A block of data
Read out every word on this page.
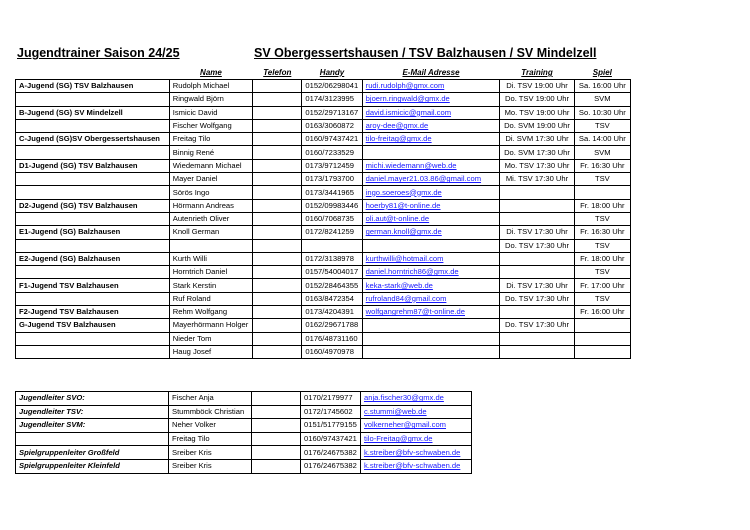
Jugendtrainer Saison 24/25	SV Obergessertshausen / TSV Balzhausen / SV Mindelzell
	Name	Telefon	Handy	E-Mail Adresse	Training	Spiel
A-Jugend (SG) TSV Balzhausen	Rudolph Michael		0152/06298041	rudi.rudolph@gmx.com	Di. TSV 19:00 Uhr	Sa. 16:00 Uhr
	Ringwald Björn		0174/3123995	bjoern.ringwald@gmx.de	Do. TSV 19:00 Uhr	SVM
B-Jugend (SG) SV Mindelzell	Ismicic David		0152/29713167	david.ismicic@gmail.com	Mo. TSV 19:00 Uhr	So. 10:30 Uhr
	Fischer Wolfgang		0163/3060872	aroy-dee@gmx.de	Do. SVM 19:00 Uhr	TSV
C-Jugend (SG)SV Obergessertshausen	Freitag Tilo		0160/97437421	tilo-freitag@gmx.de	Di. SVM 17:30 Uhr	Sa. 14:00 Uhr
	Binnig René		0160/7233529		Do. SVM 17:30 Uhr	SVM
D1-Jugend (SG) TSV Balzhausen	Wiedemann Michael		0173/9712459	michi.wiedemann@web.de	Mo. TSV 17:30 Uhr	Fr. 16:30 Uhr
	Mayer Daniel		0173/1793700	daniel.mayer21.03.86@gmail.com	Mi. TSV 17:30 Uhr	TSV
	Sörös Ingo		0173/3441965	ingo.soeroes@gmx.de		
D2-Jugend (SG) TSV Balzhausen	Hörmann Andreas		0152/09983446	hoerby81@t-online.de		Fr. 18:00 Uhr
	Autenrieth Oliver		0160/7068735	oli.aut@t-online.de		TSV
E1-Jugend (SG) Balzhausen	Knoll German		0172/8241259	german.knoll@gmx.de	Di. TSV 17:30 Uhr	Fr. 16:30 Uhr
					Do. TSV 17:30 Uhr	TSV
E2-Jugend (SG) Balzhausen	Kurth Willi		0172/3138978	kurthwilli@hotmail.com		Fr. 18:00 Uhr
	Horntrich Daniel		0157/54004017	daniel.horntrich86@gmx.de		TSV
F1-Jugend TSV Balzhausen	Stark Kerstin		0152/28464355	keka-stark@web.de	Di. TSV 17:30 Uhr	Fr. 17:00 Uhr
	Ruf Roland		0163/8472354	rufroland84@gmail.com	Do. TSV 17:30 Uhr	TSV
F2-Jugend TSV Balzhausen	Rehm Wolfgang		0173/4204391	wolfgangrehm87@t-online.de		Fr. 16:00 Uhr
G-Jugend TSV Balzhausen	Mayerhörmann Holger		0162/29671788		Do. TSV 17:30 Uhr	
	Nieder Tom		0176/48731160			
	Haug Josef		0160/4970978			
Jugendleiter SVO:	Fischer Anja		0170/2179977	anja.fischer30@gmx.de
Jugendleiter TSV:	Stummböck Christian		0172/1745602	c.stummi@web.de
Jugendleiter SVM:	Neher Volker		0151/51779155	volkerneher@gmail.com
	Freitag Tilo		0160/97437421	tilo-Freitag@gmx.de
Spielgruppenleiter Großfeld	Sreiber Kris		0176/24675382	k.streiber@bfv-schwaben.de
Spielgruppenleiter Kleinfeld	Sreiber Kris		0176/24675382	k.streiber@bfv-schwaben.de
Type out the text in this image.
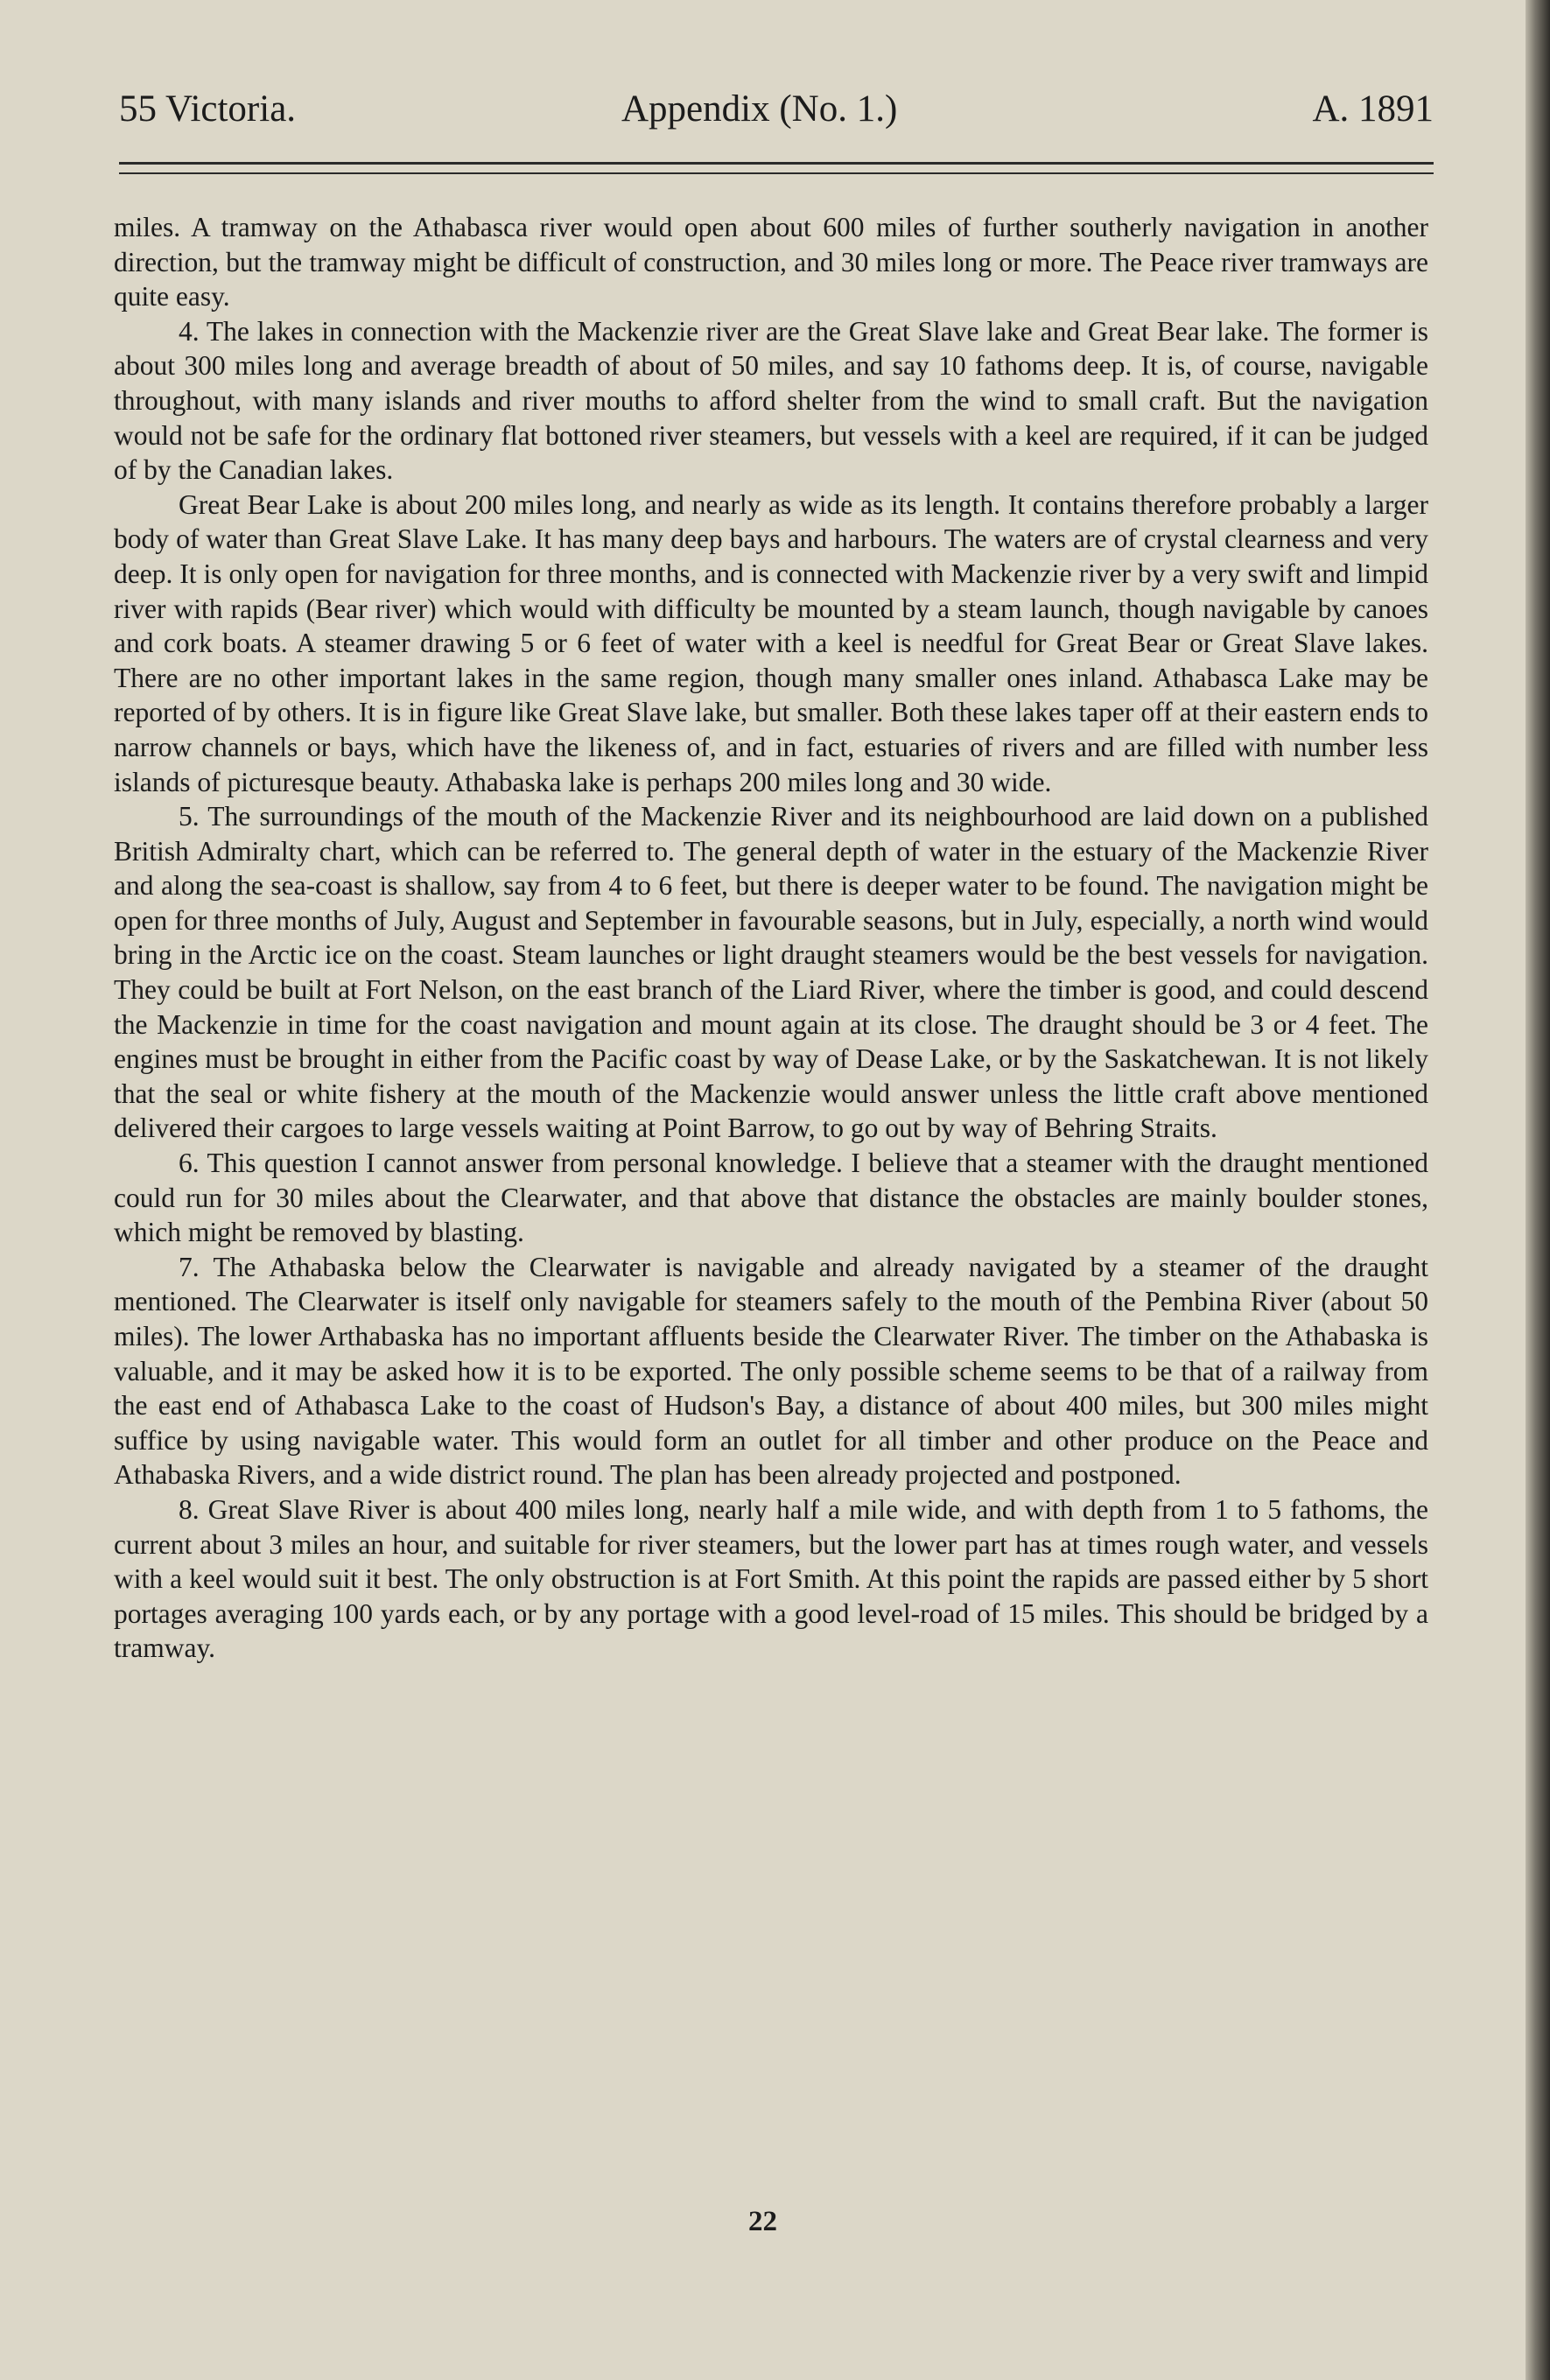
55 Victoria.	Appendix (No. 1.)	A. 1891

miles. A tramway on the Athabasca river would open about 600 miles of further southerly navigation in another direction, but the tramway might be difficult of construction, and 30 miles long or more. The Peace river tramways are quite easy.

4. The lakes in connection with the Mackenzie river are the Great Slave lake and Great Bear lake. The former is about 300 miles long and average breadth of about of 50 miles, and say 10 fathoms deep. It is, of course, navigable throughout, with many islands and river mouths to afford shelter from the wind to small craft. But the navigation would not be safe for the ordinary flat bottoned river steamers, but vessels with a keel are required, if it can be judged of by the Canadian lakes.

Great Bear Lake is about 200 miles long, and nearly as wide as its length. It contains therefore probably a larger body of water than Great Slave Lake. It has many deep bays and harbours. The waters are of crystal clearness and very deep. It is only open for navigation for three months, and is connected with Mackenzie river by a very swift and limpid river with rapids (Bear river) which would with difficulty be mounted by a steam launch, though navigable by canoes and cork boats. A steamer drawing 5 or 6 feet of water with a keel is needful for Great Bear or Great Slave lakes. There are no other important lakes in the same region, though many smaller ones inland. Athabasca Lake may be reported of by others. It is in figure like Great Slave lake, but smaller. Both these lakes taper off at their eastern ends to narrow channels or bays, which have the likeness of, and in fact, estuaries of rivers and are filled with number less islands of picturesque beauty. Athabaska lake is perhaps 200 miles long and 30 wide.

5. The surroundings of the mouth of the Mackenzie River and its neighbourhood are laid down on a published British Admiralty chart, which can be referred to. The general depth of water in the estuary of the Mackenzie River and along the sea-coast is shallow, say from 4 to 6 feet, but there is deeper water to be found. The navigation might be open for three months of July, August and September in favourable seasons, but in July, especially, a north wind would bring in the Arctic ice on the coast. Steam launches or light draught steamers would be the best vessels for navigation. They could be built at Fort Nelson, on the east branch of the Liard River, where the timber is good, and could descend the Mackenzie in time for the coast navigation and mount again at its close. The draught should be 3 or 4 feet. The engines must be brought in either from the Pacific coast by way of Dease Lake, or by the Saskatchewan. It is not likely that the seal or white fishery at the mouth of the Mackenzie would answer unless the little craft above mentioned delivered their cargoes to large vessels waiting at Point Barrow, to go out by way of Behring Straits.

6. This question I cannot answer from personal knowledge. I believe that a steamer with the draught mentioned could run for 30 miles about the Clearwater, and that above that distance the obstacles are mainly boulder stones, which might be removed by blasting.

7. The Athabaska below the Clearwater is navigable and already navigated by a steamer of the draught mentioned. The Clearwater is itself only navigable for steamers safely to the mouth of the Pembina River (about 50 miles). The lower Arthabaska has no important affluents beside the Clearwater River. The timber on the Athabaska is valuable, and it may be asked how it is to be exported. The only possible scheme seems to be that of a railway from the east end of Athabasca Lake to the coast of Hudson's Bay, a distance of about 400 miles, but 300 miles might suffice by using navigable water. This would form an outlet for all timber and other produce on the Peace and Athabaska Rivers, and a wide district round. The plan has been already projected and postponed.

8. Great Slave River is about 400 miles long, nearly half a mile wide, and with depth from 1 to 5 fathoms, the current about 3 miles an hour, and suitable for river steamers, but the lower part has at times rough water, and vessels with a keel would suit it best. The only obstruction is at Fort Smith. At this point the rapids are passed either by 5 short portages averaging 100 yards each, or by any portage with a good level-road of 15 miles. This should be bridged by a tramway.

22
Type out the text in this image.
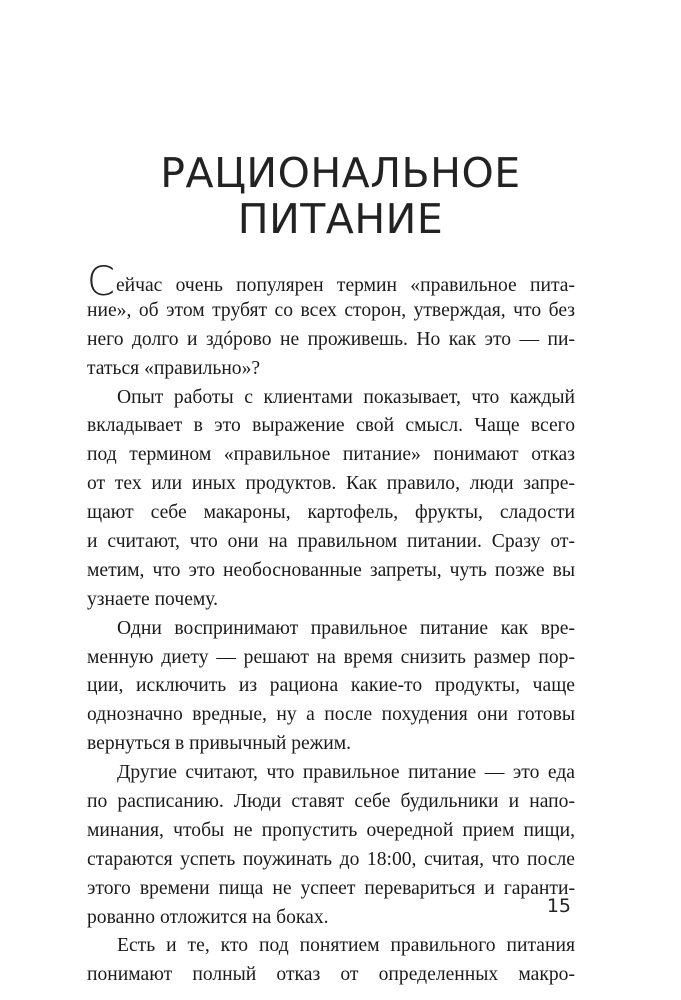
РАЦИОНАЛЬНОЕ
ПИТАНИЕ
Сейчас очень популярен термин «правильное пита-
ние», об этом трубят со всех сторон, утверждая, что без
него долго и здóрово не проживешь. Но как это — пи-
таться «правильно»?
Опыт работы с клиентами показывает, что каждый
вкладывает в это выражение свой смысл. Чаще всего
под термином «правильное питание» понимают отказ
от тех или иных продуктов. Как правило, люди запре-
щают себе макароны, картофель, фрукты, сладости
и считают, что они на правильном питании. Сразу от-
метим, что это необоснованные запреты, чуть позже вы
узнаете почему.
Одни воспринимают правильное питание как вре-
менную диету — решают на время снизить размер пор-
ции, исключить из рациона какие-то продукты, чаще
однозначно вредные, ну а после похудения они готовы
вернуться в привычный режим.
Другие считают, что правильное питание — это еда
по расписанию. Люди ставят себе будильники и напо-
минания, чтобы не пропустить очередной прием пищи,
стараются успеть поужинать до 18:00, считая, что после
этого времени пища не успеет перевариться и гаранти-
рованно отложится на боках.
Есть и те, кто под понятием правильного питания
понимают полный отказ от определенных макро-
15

Exercise =>
Copy out all the records exactly, excluding pictures.

Finished task =>
Read out every word on this page.
Jugendtrainer Saison 24/25	SV Obergessertshausen / TSV Balzhausen / SV Mindelzell
	Name	Telefon	Handy	E-Mail Adresse	Training	Spiel
A-Jugend (SG) TSV Balzhausen	Rudolph Michael		0152/06298041	rudi.rudolph@gmx.com	Di. TSV 19:00 Uhr	Sa. 16:00 Uhr
	Ringwald Björn		0174/3123995	bjoern.ringwald@gmx.de	Do. TSV 19:00 Uhr	SVM
B-Jugend (SG) SV Mindelzell	Ismicic David		0152/29713167	david.ismicic@gmail.com	Mo. TSV 19:00 Uhr	So. 10:30 Uhr
	Fischer Wolfgang		0163/3060872	aroy-dee@gmx.de	Do. SVM 19:00 Uhr	TSV
C-Jugend (SG)SV Obergessertshausen	Freitag Tilo		0160/97437421	tilo-freitag@gmx.de	Di. SVM 17:30 Uhr	Sa. 14:00 Uhr
	Binnig René		0160/7233529		Do. SVM 17:30 Uhr	SVM
D1-Jugend (SG) TSV Balzhausen	Wiedemann Michael		0173/9712459	michi.wiedemann@web.de	Mo. TSV 17:30 Uhr	Fr. 16:30 Uhr
	Mayer Daniel		0173/1793700	daniel.mayer21.03.86@gmail.com	Mi. TSV 17:30 Uhr	TSV
	Sörös Ingo		0173/3441965	ingo.soeroes@gmx.de		
D2-Jugend (SG) TSV Balzhausen	Hörmann Andreas		0152/09983446	hoerby81@t-online.de		Fr. 18:00 Uhr
	Autenrieth Oliver		0160/7068735	oli.aut@t-online.de		TSV
E1-Jugend (SG) Balzhausen	Knoll German		0172/8241259	german.knoll@gmx.de	Di. TSV 17:30 Uhr	Fr. 16:30 Uhr
					Do. TSV 17:30 Uhr	TSV
E2-Jugend (SG) Balzhausen	Kurth Willi		0172/3138978	kurthwilli@hotmail.com		Fr. 18:00 Uhr
	Horntrich Daniel		0157/54004017	daniel.horntrich86@gmx.de		TSV
F1-Jugend TSV Balzhausen	Stark Kerstin		0152/28464355	keka-stark@web.de	Di. TSV 17:30 Uhr	Fr. 17:00 Uhr
	Ruf Roland		0163/8472354	rufroland84@gmail.com	Do. TSV 17:30 Uhr	TSV
F2-Jugend TSV Balzhausen	Rehm Wolfgang		0173/4204391	wolfgangrehm87@t-online.de		Fr. 16:00 Uhr
G-Jugend TSV Balzhausen	Mayerhörmann Holger		0162/29671788		Do. TSV 17:30 Uhr	
	Nieder Tom		0176/48731160			
	Haug Josef		0160/4970978			
Jugendleiter SVO:	Fischer Anja		0170/2179977	anja.fischer30@gmx.de
Jugendleiter TSV:	Stummböck Christian		0172/1745602	c.stummi@web.de
Jugendleiter SVM:	Neher Volker		0151/51779155	volkerneher@gmail.com
	Freitag Tilo		0160/97437421	tilo-Freitag@gmx.de
Spielgruppenleiter Großfeld	Sreiber Kris		0176/24675382	k.streiber@bfv-schwaben.de
Spielgruppenleiter Kleinfeld	Sreiber Kris		0176/24675382	k.streiber@bfv-schwaben.de
Type out the text in this image.
55 Victoria.	Appendix (No. 1.)	A. 1891

miles. A tramway on the Athabasca river would open about 600 miles of further southerly navigation in another direction, but the tramway might be difficult of construction, and 30 miles long or more. The Peace river tramways are quite easy.

4. The lakes in connection with the Mackenzie river are the Great Slave lake and Great Bear lake. The former is about 300 miles long and average breadth of about of 50 miles, and say 10 fathoms deep. It is, of course, navigable throughout, with many islands and river mouths to afford shelter from the wind to small craft. But the navigation would not be safe for the ordinary flat bottoned river steamers, but vessels with a keel are required, if it can be judged of by the Canadian lakes.

Great Bear Lake is about 200 miles long, and nearly as wide as its length. It contains therefore probably a larger body of water than Great Slave Lake. It has many deep bays and harbours. The waters are of crystal clearness and very deep. It is only open for navigation for three months, and is connected with Mackenzie river by a very swift and limpid river with rapids (Bear river) which would with difficulty be mounted by a steam launch, though navigable by canoes and cork boats. A steamer drawing 5 or 6 feet of water with a keel is needful for Great Bear or Great Slave lakes. There are no other important lakes in the same region, though many smaller ones inland. Athabasca Lake may be reported of by others. It is in figure like Great Slave lake, but smaller. Both these lakes taper off at their eastern ends to narrow channels or bays, which have the likeness of, and in fact, estuaries of rivers and are filled with number less islands of picturesque beauty. Athabaska lake is perhaps 200 miles long and 30 wide.

5. The surroundings of the mouth of the Mackenzie River and its neighbourhood are laid down on a published British Admiralty chart, which can be referred to. The general depth of water in the estuary of the Mackenzie River and along the sea-coast is shallow, say from 4 to 6 feet, but there is deeper water to be found. The navigation might be open for three months of July, August and September in favourable seasons, but in July, especially, a north wind would bring in the Arctic ice on the coast. Steam launches or light draught steamers would be the best vessels for navigation. They could be built at Fort Nelson, on the east branch of the Liard River, where the timber is good, and could descend the Mackenzie in time for the coast navigation and mount again at its close. The draught should be 3 or 4 feet. The engines must be brought in either from the Pacific coast by way of Dease Lake, or by the Saskatchewan. It is not likely that the seal or white fishery at the mouth of the Mackenzie would answer unless the little craft above mentioned delivered their cargoes to large vessels waiting at Point Barrow, to go out by way of Behring Straits.

6. This question I cannot answer from personal knowledge. I believe that a steamer with the draught mentioned could run for 30 miles about the Clearwater, and that above that distance the obstacles are mainly boulder stones, which might be removed by blasting.

7. The Athabaska below the Clearwater is navigable and already navigated by a steamer of the draught mentioned. The Clearwater is itself only navigable for steamers safely to the mouth of the Pembina River (about 50 miles). The lower Arthabaska has no important affluents beside the Clearwater River. The timber on the Athabaska is valuable, and it may be asked how it is to be exported. The only possible scheme seems to be that of a railway from the east end of Athabasca Lake to the coast of Hudson's Bay, a distance of about 400 miles, but 300 miles might suffice by using navigable water. This would form an outlet for all timber and other produce on the Peace and Athabaska Rivers, and a wide district round. The plan has been already projected and postponed.

8. Great Slave River is about 400 miles long, nearly half a mile wide, and with depth from 1 to 5 fathoms, the current about 3 miles an hour, and suitable for river steamers, but the lower part has at times rough water, and vessels with a keel would suit it best. The only obstruction is at Fort Smith. At this point the rapids are passed either by 5 short portages averaging 100 yards each, or by any portage with a good level-road of 15 miles. This should be bridged by a tramway.

22
Type out the text in this image.
РАЦИОНАЛЬНОЕ
ПИТАНИЕ
Сейчас очень популярен термин «правильное пита-
ние», об этом трубят со всех сторон, утверждая, что без
него долго и здóрово не проживешь. Но как это — пи-
таться «правильно»?
Опыт работы с клиентами показывает, что каждый
вкладывает в это выражение свой смысл. Чаще всего
под термином «правильное питание» понимают отказ
от тех или иных продуктов. Как правило, люди запре-
щают себе макароны, картофель, фрукты, сладости
и считают, что они на правильном питании. Сразу от-
метим, что это необоснованные запреты, чуть позже вы
узнаете почему.
Одни воспринимают правильное питание как вре-
менную диету — решают на время снизить размер пор-
ции, исключить из рациона какие-то продукты, чаще
однозначно вредные, ну а после похудения они готовы
вернуться в привычный режим.
Другие считают, что правильное питание — это еда
по расписанию. Люди ставят себе будильники и напо-
минания, чтобы не пропустить очередной прием пищи,
стараются успеть поужинать до 18:00, считая, что после
этого времени пища не успеет перевариться и гаранти-
рованно отложится на боках.
Есть и те, кто под понятием правильного питания
понимают полный отказ от определенных макро-
15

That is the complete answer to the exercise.